§ EXERCISE INPUT:
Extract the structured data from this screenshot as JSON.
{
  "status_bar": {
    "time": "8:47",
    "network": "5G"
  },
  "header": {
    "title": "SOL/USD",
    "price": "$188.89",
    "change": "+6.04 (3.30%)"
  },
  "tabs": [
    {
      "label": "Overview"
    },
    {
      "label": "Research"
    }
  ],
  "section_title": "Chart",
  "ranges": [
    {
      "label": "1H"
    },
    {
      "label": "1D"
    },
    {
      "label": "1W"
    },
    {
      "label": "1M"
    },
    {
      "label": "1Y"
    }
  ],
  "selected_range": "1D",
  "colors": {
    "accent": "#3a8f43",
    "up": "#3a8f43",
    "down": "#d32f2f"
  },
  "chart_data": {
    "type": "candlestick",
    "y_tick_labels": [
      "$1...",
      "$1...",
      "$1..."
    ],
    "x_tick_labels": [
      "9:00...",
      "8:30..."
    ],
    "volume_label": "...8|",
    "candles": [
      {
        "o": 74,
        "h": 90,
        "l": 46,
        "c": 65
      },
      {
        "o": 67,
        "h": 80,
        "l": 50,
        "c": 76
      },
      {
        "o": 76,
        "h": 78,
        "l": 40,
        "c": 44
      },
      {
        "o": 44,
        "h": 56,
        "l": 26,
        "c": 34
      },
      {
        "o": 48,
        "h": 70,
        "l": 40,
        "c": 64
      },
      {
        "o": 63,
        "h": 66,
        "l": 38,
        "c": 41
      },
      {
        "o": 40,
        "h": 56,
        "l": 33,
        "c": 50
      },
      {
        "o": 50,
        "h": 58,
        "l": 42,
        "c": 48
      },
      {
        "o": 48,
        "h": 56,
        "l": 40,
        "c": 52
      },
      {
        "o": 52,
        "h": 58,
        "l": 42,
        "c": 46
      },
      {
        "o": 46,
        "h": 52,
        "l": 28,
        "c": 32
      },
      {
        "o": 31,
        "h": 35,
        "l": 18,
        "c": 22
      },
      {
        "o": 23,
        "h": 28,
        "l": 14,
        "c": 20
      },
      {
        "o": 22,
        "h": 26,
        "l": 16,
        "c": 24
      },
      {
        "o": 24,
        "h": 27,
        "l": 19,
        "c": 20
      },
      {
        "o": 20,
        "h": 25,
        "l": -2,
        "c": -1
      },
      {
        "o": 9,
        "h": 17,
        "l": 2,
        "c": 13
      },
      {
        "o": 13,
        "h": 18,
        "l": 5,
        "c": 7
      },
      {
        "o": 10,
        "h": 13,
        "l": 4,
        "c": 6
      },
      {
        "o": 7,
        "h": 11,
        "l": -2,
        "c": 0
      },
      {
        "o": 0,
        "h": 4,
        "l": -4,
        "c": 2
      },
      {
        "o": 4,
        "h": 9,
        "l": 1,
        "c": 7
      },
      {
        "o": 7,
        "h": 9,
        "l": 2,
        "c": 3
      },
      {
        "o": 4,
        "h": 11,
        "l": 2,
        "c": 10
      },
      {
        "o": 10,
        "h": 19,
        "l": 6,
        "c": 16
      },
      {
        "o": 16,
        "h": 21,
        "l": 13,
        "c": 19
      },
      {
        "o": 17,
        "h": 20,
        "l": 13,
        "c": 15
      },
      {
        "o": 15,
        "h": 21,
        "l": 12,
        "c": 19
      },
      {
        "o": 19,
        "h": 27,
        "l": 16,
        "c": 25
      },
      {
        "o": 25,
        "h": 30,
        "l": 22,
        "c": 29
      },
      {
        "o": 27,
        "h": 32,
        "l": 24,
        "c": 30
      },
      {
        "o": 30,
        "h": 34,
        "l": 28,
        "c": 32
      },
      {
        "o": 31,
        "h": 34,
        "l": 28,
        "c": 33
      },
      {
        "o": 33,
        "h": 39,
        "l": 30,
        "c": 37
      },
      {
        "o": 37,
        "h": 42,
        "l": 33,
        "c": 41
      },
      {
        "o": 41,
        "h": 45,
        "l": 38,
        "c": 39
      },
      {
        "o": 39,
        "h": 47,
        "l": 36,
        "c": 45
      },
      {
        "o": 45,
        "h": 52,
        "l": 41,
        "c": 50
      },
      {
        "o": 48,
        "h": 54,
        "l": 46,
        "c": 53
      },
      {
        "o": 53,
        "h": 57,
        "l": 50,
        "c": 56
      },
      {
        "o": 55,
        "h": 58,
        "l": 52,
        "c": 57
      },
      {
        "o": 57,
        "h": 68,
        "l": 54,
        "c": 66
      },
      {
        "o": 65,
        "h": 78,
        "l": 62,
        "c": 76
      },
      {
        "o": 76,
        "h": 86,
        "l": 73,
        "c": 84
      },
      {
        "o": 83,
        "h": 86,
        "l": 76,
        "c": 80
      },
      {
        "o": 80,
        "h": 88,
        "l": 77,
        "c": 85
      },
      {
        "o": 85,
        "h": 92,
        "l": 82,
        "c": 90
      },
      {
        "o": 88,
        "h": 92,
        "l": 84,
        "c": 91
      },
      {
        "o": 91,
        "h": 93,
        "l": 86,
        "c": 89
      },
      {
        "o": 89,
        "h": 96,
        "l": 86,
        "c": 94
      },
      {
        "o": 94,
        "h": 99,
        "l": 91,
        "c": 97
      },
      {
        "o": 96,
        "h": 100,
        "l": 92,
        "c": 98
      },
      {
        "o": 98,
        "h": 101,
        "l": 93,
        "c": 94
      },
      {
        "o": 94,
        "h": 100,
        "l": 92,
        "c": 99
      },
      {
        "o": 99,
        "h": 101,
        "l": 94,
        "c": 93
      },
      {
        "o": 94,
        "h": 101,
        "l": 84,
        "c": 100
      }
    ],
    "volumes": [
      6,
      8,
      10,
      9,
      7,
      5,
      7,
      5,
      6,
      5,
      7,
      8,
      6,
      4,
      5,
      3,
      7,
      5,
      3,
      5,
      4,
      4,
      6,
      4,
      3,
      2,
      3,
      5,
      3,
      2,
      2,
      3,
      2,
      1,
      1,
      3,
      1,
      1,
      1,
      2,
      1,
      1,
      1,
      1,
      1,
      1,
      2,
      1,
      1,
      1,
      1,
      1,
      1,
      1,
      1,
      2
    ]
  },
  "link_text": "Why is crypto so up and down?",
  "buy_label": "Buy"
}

§ AIM OF THE TASK: Print all of the data exactly as it was given.

§ COMPLETED EXERCISE:
Extract the structured data from this screenshot as JSON.
{
  "status_bar": {
    "time": "8:47",
    "network": "5G"
  },
  "header": {
    "title": "SOL/USD",
    "price": "$188.89",
    "change": "+6.04 (3.30%)"
  },
  "tabs": [
    {
      "label": "Overview"
    },
    {
      "label": "Research"
    }
  ],
  "section_title": "Chart",
  "ranges": [
    {
      "label": "1H"
    },
    {
      "label": "1D"
    },
    {
      "label": "1W"
    },
    {
      "label": "1M"
    },
    {
      "label": "1Y"
    }
  ],
  "selected_range": "1D",
  "colors": {
    "accent": "#3a8f43",
    "up": "#3a8f43",
    "down": "#d32f2f"
  },
  "chart_data": {
    "type": "candlestick",
    "y_tick_labels": [
      "$1...",
      "$1...",
      "$1..."
    ],
    "x_tick_labels": [
      "9:00...",
      "8:30..."
    ],
    "volume_label": "...8|",
    "candles": [
      {
        "o": 74,
        "h": 90,
        "l": 46,
        "c": 65
      },
      {
        "o": 67,
        "h": 80,
        "l": 50,
        "c": 76
      },
      {
        "o": 76,
        "h": 78,
        "l": 40,
        "c": 44
      },
      {
        "o": 44,
        "h": 56,
        "l": 26,
        "c": 34
      },
      {
        "o": 48,
        "h": 70,
        "l": 40,
        "c": 64
      },
      {
        "o": 63,
        "h": 66,
        "l": 38,
        "c": 41
      },
      {
        "o": 40,
        "h": 56,
        "l": 33,
        "c": 50
      },
      {
        "o": 50,
        "h": 58,
        "l": 42,
        "c": 48
      },
      {
        "o": 48,
        "h": 56,
        "l": 40,
        "c": 52
      },
      {
        "o": 52,
        "h": 58,
        "l": 42,
        "c": 46
      },
      {
        "o": 46,
        "h": 52,
        "l": 28,
        "c": 32
      },
      {
        "o": 31,
        "h": 35,
        "l": 18,
        "c": 22
      },
      {
        "o": 23,
        "h": 28,
        "l": 14,
        "c": 20
      },
      {
        "o": 22,
        "h": 26,
        "l": 16,
        "c": 24
      },
      {
        "o": 24,
        "h": 27,
        "l": 19,
        "c": 20
      },
      {
        "o": 20,
        "h": 25,
        "l": -2,
        "c": -1
      },
      {
        "o": 9,
        "h": 17,
        "l": 2,
        "c": 13
      },
      {
        "o": 13,
        "h": 18,
        "l": 5,
        "c": 7
      },
      {
        "o": 10,
        "h": 13,
        "l": 4,
        "c": 6
      },
      {
        "o": 7,
        "h": 11,
        "l": -2,
        "c": 0
      },
      {
        "o": 0,
        "h": 4,
        "l": -4,
        "c": 2
      },
      {
        "o": 4,
        "h": 9,
        "l": 1,
        "c": 7
      },
      {
        "o": 7,
        "h": 9,
        "l": 2,
        "c": 3
      },
      {
        "o": 4,
        "h": 11,
        "l": 2,
        "c": 10
      },
      {
        "o": 10,
        "h": 19,
        "l": 6,
        "c": 16
      },
      {
        "o": 16,
        "h": 21,
        "l": 13,
        "c": 19
      },
      {
        "o": 17,
        "h": 20,
        "l": 13,
        "c": 15
      },
      {
        "o": 15,
        "h": 21,
        "l": 12,
        "c": 19
      },
      {
        "o": 19,
        "h": 27,
        "l": 16,
        "c": 25
      },
      {
        "o": 25,
        "h": 30,
        "l": 22,
        "c": 29
      },
      {
        "o": 27,
        "h": 32,
        "l": 24,
        "c": 30
      },
      {
        "o": 30,
        "h": 34,
        "l": 28,
        "c": 32
      },
      {
        "o": 31,
        "h": 34,
        "l": 28,
        "c": 33
      },
      {
        "o": 33,
        "h": 39,
        "l": 30,
        "c": 37
      },
      {
        "o": 37,
        "h": 42,
        "l": 33,
        "c": 41
      },
      {
        "o": 41,
        "h": 45,
        "l": 38,
        "c": 39
      },
      {
        "o": 39,
        "h": 47,
        "l": 36,
        "c": 45
      },
      {
        "o": 45,
        "h": 52,
        "l": 41,
        "c": 50
      },
      {
        "o": 48,
        "h": 54,
        "l": 46,
        "c": 53
      },
      {
        "o": 53,
        "h": 57,
        "l": 50,
        "c": 56
      },
      {
        "o": 55,
        "h": 58,
        "l": 52,
        "c": 57
      },
      {
        "o": 57,
        "h": 68,
        "l": 54,
        "c": 66
      },
      {
        "o": 65,
        "h": 78,
        "l": 62,
        "c": 76
      },
      {
        "o": 76,
        "h": 86,
        "l": 73,
        "c": 84
      },
      {
        "o": 83,
        "h": 86,
        "l": 76,
        "c": 80
      },
      {
        "o": 80,
        "h": 88,
        "l": 77,
        "c": 85
      },
      {
        "o": 85,
        "h": 92,
        "l": 82,
        "c": 90
      },
      {
        "o": 88,
        "h": 92,
        "l": 84,
        "c": 91
      },
      {
        "o": 91,
        "h": 93,
        "l": 86,
        "c": 89
      },
      {
        "o": 89,
        "h": 96,
        "l": 86,
        "c": 94
      },
      {
        "o": 94,
        "h": 99,
        "l": 91,
        "c": 97
      },
      {
        "o": 96,
        "h": 100,
        "l": 92,
        "c": 98
      },
      {
        "o": 98,
        "h": 101,
        "l": 93,
        "c": 94
      },
      {
        "o": 94,
        "h": 100,
        "l": 92,
        "c": 99
      },
      {
        "o": 99,
        "h": 101,
        "l": 94,
        "c": 93
      },
      {
        "o": 94,
        "h": 101,
        "l": 84,
        "c": 100
      }
    ],
    "volumes": [
      6,
      8,
      10,
      9,
      7,
      5,
      7,
      5,
      6,
      5,
      7,
      8,
      6,
      4,
      5,
      3,
      7,
      5,
      3,
      5,
      4,
      4,
      6,
      4,
      3,
      2,
      3,
      5,
      3,
      2,
      2,
      3,
      2,
      1,
      1,
      3,
      1,
      1,
      1,
      2,
      1,
      1,
      1,
      1,
      1,
      1,
      2,
      1,
      1,
      1,
      1,
      1,
      1,
      1,
      1,
      2
    ]
  },
  "link_text": "Why is crypto so up and down?",
  "buy_label": "Buy"
}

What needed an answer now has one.